Objective: State how many lines in the records hold the word "said", giving the number and no other text.

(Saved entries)
::::::::

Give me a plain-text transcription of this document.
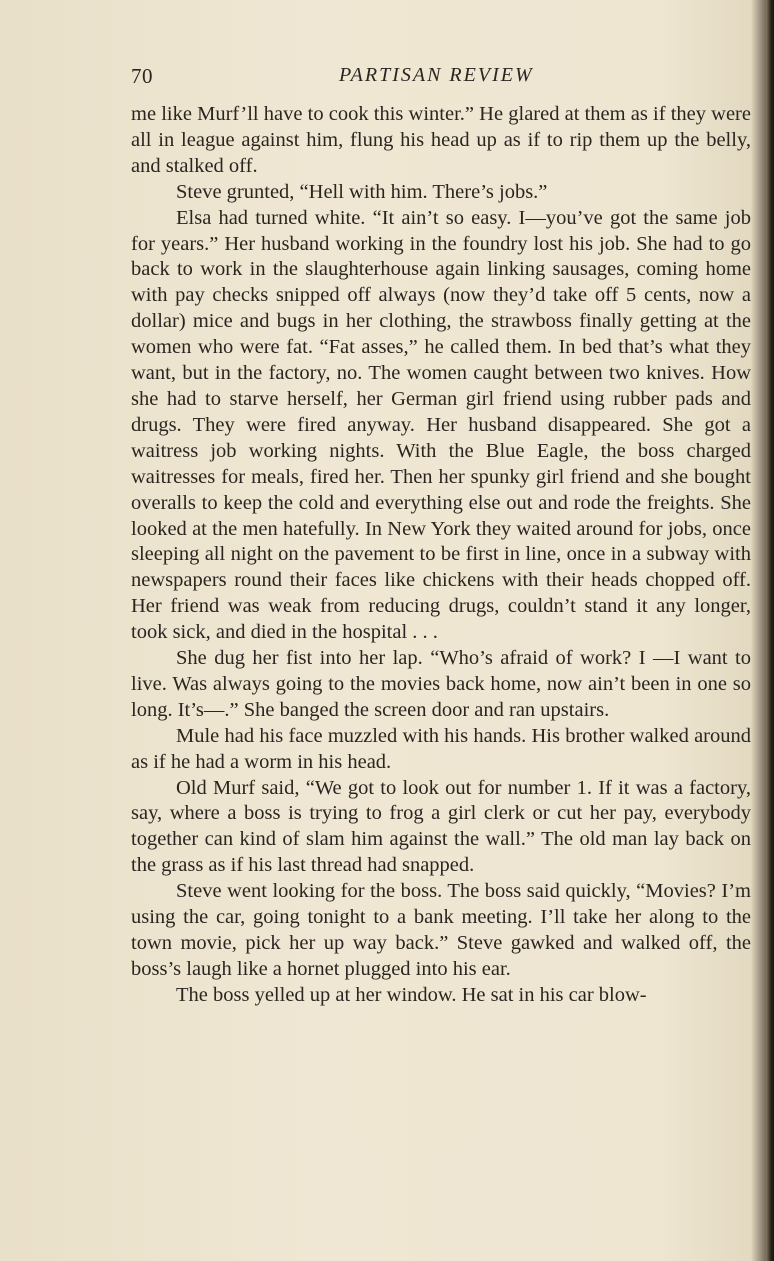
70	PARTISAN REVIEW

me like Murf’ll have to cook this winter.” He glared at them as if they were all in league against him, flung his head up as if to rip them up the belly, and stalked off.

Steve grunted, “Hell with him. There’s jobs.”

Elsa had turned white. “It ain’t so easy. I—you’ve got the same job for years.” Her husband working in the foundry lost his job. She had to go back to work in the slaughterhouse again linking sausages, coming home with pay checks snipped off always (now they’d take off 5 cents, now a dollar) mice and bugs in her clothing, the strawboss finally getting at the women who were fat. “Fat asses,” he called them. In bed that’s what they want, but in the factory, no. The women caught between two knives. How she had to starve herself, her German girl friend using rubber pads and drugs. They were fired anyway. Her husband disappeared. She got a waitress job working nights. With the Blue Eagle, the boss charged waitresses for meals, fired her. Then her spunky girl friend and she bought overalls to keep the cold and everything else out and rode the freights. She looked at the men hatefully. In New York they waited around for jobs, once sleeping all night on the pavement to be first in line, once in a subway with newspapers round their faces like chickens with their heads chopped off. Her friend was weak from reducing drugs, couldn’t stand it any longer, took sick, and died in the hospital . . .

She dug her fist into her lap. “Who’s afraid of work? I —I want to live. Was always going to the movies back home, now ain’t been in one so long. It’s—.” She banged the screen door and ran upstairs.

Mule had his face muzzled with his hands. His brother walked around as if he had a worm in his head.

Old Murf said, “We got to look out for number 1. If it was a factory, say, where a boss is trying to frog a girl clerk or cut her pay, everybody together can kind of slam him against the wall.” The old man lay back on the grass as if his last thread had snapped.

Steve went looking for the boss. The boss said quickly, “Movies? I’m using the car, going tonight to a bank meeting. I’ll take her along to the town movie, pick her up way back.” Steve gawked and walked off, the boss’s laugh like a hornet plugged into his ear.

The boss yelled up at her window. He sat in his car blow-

::::::::

Written solution: 2